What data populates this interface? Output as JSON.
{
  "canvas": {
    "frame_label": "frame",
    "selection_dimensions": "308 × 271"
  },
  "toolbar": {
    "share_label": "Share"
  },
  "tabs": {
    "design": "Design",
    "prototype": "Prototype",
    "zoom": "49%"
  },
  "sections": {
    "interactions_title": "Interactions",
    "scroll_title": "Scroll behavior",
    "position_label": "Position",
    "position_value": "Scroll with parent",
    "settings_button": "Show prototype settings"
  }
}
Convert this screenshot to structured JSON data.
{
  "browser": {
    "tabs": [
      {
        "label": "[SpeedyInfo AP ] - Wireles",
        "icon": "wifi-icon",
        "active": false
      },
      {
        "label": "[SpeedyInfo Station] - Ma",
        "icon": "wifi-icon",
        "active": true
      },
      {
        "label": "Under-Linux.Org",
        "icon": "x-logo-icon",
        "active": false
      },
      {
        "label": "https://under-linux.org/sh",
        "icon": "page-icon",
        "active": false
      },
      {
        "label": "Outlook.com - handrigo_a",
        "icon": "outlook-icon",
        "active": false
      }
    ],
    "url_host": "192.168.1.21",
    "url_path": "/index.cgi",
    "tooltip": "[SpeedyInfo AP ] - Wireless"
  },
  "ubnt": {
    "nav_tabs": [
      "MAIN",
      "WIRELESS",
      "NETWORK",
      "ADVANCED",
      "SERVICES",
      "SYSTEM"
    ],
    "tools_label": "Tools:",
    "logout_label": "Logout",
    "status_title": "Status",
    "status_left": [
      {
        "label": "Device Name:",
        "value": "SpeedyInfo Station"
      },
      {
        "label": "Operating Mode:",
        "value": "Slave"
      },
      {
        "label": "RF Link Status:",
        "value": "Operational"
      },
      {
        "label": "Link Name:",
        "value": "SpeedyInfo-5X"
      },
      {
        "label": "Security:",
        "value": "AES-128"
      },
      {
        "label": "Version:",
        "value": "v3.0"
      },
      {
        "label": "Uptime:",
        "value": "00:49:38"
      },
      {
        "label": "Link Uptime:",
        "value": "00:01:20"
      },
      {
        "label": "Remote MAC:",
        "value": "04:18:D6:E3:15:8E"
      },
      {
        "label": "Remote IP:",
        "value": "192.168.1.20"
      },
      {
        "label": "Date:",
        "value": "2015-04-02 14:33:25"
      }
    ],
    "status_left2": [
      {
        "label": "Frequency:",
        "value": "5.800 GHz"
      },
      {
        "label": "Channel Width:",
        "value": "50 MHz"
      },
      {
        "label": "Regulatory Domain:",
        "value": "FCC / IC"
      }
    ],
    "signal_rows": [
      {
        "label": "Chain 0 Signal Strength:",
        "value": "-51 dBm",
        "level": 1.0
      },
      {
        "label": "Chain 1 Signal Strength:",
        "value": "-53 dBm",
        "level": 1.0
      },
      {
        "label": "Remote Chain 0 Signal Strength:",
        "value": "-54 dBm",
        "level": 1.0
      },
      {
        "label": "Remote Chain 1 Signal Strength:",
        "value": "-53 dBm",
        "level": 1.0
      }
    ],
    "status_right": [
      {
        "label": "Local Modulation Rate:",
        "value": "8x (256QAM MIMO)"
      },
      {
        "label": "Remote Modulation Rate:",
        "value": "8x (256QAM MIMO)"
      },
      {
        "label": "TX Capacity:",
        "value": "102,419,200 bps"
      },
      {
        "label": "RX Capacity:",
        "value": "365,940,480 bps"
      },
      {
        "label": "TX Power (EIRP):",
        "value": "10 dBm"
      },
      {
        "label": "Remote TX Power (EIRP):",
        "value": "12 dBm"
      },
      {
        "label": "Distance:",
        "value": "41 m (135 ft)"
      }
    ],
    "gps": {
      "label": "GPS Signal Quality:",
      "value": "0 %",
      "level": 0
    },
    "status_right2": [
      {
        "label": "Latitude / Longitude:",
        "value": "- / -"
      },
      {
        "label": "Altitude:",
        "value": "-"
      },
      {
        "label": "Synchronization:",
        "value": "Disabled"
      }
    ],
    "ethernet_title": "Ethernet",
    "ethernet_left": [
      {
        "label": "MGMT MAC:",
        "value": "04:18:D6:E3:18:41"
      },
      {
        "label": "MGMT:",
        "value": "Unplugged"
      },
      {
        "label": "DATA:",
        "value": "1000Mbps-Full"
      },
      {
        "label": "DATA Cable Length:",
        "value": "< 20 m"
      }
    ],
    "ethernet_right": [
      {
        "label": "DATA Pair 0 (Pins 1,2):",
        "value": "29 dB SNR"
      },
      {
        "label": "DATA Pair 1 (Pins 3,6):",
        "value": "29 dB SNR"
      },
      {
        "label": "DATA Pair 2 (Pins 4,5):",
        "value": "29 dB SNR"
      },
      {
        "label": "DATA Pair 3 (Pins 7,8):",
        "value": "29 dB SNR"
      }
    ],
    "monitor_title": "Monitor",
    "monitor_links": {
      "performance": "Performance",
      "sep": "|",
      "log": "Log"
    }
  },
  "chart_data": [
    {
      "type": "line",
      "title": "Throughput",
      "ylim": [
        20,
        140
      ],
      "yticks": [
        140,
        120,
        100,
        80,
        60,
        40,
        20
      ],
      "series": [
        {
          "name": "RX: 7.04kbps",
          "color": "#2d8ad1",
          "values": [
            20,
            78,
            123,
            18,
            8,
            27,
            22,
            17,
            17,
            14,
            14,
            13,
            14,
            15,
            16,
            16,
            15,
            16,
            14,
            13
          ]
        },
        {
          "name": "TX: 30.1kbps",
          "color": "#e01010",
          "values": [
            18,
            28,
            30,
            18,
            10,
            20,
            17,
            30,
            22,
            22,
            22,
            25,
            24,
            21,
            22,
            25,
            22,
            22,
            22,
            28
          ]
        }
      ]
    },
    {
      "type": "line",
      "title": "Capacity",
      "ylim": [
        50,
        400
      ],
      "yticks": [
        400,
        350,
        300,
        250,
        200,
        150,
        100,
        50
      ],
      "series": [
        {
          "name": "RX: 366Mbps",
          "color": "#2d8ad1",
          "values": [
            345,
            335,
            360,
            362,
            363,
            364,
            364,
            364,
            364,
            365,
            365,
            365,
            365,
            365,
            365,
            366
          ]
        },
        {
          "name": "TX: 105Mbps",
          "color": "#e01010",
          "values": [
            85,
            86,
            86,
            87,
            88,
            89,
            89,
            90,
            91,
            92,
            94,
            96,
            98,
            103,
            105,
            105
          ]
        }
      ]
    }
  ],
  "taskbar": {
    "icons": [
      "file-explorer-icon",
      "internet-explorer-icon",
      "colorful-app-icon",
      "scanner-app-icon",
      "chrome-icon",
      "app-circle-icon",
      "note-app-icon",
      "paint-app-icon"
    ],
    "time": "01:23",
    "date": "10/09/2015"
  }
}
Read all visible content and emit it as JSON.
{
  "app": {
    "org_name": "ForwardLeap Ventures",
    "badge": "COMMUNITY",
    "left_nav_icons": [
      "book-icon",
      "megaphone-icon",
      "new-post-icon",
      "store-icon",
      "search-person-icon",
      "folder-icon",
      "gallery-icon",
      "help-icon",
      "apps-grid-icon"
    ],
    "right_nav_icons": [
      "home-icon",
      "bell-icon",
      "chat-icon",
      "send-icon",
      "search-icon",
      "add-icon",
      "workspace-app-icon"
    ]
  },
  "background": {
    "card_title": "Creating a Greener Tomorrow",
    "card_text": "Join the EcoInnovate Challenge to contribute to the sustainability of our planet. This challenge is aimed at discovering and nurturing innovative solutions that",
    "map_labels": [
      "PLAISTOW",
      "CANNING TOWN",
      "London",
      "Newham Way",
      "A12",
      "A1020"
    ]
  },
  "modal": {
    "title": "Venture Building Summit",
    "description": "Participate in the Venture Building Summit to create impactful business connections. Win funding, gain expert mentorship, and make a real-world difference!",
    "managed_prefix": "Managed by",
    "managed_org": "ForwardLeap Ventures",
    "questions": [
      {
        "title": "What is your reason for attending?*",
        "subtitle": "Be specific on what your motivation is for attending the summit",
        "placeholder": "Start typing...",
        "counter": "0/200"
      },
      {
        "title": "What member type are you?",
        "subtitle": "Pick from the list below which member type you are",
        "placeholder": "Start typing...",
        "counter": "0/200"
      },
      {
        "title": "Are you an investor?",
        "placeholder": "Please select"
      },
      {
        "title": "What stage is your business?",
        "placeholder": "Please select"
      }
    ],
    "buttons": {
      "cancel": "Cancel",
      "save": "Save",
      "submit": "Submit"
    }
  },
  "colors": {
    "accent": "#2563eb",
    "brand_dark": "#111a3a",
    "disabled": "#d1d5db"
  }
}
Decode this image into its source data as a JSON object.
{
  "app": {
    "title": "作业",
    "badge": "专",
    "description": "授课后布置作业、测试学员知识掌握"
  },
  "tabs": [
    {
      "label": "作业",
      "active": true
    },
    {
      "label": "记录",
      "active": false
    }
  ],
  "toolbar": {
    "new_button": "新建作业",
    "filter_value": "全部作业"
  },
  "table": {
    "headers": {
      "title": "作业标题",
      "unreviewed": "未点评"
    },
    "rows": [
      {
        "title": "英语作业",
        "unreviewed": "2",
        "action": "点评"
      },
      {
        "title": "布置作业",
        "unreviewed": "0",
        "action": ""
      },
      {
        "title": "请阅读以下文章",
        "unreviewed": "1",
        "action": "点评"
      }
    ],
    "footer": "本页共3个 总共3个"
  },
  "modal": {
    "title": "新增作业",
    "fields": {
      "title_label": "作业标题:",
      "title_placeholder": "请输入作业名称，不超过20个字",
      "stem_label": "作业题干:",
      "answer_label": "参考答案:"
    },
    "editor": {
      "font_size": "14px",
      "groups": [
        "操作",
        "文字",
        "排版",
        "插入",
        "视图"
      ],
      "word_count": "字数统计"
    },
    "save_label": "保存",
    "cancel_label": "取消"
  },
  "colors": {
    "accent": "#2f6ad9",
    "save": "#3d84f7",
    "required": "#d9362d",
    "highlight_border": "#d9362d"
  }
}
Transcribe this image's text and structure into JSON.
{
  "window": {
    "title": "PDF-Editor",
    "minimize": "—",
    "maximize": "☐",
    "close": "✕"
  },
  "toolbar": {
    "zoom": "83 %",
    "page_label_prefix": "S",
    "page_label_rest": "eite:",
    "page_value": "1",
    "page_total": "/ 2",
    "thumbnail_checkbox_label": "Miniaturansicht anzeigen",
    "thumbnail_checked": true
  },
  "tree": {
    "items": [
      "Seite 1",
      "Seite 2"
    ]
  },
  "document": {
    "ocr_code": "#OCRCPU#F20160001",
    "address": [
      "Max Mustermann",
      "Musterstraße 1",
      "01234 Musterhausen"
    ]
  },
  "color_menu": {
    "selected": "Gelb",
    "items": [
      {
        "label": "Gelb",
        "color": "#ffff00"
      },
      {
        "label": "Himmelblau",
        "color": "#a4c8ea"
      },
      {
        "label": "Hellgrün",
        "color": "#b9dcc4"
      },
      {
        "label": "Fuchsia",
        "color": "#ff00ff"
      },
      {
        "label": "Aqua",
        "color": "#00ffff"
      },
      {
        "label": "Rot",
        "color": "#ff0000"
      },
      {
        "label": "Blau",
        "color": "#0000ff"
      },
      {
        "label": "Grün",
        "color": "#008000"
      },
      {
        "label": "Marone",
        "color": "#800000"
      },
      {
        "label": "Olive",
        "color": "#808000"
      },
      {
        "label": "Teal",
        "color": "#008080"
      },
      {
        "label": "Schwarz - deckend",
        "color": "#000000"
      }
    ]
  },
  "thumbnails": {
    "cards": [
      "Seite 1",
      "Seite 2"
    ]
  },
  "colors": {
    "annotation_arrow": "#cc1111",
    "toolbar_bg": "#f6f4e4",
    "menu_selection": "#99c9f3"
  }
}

★ ★ ★

What the exercise asks ->
Out of the preceding entries, pull every line containing the string "prototype".

Right answer ->
    "prototype": "Prototype",
    "settings_button": "Show prototype settings"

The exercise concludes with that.